╭─ Source
Joe gets up next morning to find a note from Carmen, who says she loves him but can’t face the prospect of jail so is running away.  It’s Joe who ends up inside – in the military stockade – for letting his charge escape.  Once released, he goes to the night club where Carmen now works, arriving shortly after the celebrated prizefighter Husky Miller (Joe Adams) has put in an appearance in the club.   Husky, who makes his big entrance to ‘Stan’ Up an’ Fight’ (the Toreador Song), takes an instant fancy to Carmen.  He orders his sidekicks (Roy Glenn and Nick Stewart) to make sure they get her on a train to Chicago, along with Frankie (Pearl Bailey) and Myrt (Diahann Carroll), Carmen’s friends and co-workers at the club.  The ‘Whizzin’ Away Along de Track’ quintet, in which the other four urge her to join them on the train and Carmen assesses the pros and cons of hooking up with a rich man whom she doesn’t love, is effective – not least because it doesn’t demand power singing and feels closer to a number in ‘a conventional film musical’.  But Carmen Jones struggles once the action switches to Chicago.
╰─
╭─ Material provided
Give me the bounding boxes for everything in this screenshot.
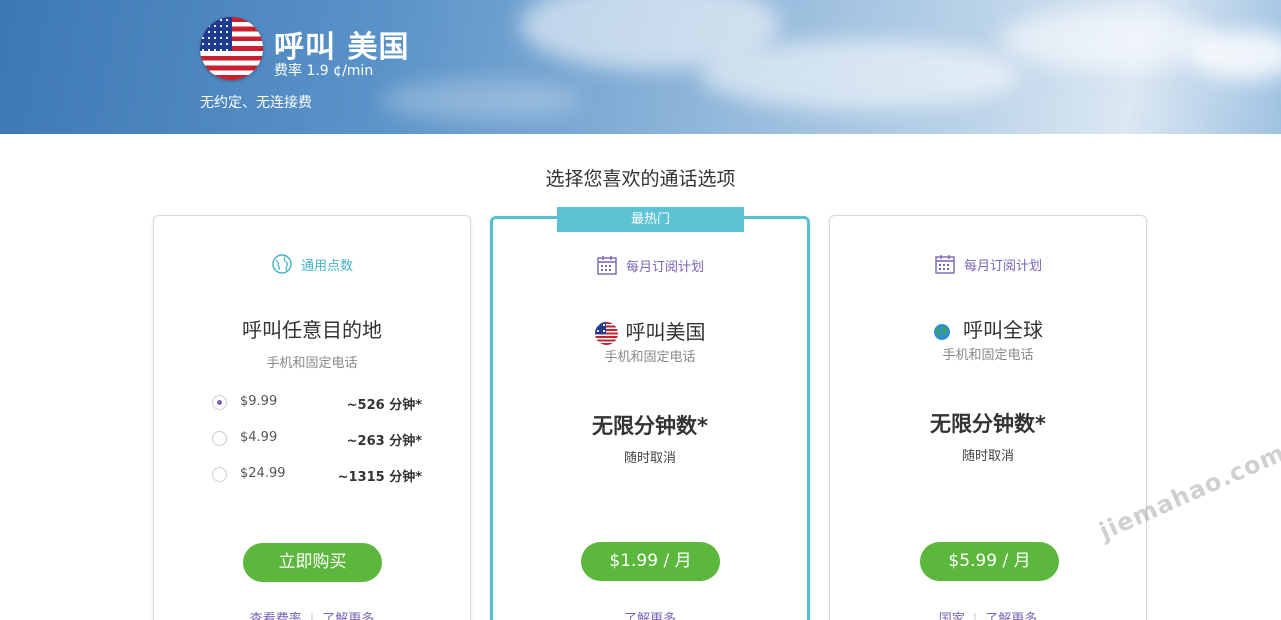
hero-banner: 呼叫 美国 费率 1.9 ¢/min 无约定、无连接费 [0,0,1281,134]
plan-kind: 每月订阅计划 [830,253,1146,275]
credit-option[interactable]: $24.99 ~1315 分钟* [212,464,422,486]
us-flag-icon [200,17,263,80]
unlimited-minutes: 无限分钟数* [592,414,708,438]
rate-text: 费率 1.9 ¢/min [274,63,374,79]
card-links: 国家 | 了解更多 [830,608,1146,620]
plan-subtitle: 手机和固定电话 [266,356,358,371]
card-links: 了解更多 [493,608,807,620]
plan-kind-label: 通用点数 [300,258,353,274]
cloud-decoration [1000,10,1220,70]
learn-more-link[interactable]: 了解更多 [624,612,676,620]
section-title: 选择您喜欢的通话选项 [545,168,736,190]
most-popular-badge: 最热门 [557,207,744,232]
plan-title: 呼叫美国 [493,316,807,345]
us-flag-icon [594,322,618,345]
plan-kind-label: 每月订阅计划 [963,258,1042,274]
plan-kind-label: 每月订阅计划 [625,259,704,275]
option-minutes: ~263 分钟* [346,434,422,449]
learn-more-link[interactable]: 了解更多 [322,612,374,620]
plan-card-usa: 每月订阅计划 呼叫美国 手机和固定电话 无限分钟数* 随时取消 $1.99 / … [490,216,810,620]
credit-option[interactable]: $4.99 ~263 分钟* [212,428,422,450]
view-rates-link[interactable]: 查看费率 [250,612,302,620]
countries-link[interactable]: 国家 [939,612,965,620]
radio-unselected[interactable] [212,431,227,446]
unlimited-minutes: 无限分钟数* [930,412,1046,436]
plan-title: 呼叫全球 [830,314,1146,343]
plan-card-world: 每月订阅计划 呼叫全球 手机和固定电话 无限分钟数* 随时取消 $5.99 / … [829,215,1147,620]
plan-subtitle: 手机和固定电话 [942,348,1034,363]
radio-selected[interactable] [212,395,227,410]
plan-card-credits: 通用点数 呼叫任意目的地 手机和固定电话 $9.99 ~526 分钟* $4.9… [153,215,471,620]
subscribe-world-button[interactable]: $5.99 / 月 [920,542,1059,581]
cloud-decoration [700,40,1020,110]
option-price: $4.99 [240,430,278,445]
learn-more-link[interactable]: 了解更多 [985,612,1037,620]
plan-kind: 每月订阅计划 [493,254,807,276]
buy-now-button[interactable]: 立即购买 [243,543,382,582]
plan-title: 呼叫任意目的地 [242,318,382,342]
option-price: $24.99 [240,466,286,481]
option-price: $9.99 [240,394,278,409]
earth-icon [934,323,950,340]
subscribe-usa-button[interactable]: $1.99 / 月 [581,542,720,581]
option-minutes: ~526 分钟* [346,398,422,413]
plan-kind: 通用点数 [154,253,470,275]
plan-subtitle: 手机和固定电话 [604,350,696,365]
globe-icon [272,254,292,274]
calendar-icon [935,255,955,274]
option-minutes: ~1315 分钟* [337,470,422,485]
cancel-anytime: 随时取消 [961,449,1014,464]
card-links: 查看费率 | 了解更多 [154,608,470,620]
credit-option[interactable]: $9.99 ~526 分钟* [212,392,422,414]
plan-title-text: 呼叫美国 [625,320,706,344]
calendar-icon [597,256,617,275]
plan-title-text: 呼叫全球 [963,318,1043,342]
radio-unselected[interactable] [212,467,227,482]
cloud-decoration [1190,30,1281,80]
cloud-decoration [380,80,580,120]
hero-subtitle: 无约定、无连接费 [200,95,312,111]
cancel-anytime: 随时取消 [623,451,676,466]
╰─
Stated goal 1:
In the film review, who are Carmen's friends and co-workers at the club?
Stated goal 2:
Continue the film review from its last sentence.

Final answer 1:
Frankie (Pearl Bailey) and Myrt (Diahann Carroll).

Final answer 2:
Carmen goes there with Joe, who is now in hiding from the military authorities.  He arrived at the night club determined to make a fresh start; Carmen, angry at the prospect of his leaving her for flight school, threatens to pair off instead with Sergeant Brown, who’s also sniffing around her at the club.   The two men come to blows; Joe comes out on top but knows he’ll face another spell in the stockade – much longer than the first – for assaulting a senior officer.  Joe and Carmen take the same train as Husky’s entourage but not in their company.  When they get to Chicago, they hole up in a rented room.  It’s shabby – noisy too, beside a busy railway line.  Preminger and the cinematographer Sam Leavitt make the brief scenes there claustrophobic but the ‘realism’ (always a relative term in Carmen Jones) that felt central in the road-to-seduction episode is peripheral now.

Carmen’s abandonment of Joe to become Husky’s mistress and the build-up to Joe’s lethal revenge on her, at the boxing arena where Husky’s big fight is taking place, are bound to be melodramatic.  That wouldn’t be such an issue if Preminger hadn’t, in the earlier stages, leavened the melodrama with a bit of realistic texture.  Once he stops doing so, you wonder why he did so in the first place.  The action turns increasingly stagy – as in a scene when all the main characters – including Cindy Lou, making a last-ditch attempt to save Joe from Carmen and himself – all congregate in a room at Husky’s gym.  Dorothy Dandridge’s singing voice is dubbed by Marilyn Horne, Harry Belafonte’s by LeVern Hutcherson and Joe Adams’s by Marvin Hayes.  This is a bigger problem with Belafonte because his own singing voice is so familiar but in all three cases the operatic sound is wrong.  It not only reinforces the disconnection of the sung and spoken elements of Carmen Jones but conflicts with the vernacular of Oscar Hammerstein’s lyrics.  If the material didn’t need opera-trained voices in the theatre, why were they required in a medium where the acting was likely more naturalistic than on the Broadway stage?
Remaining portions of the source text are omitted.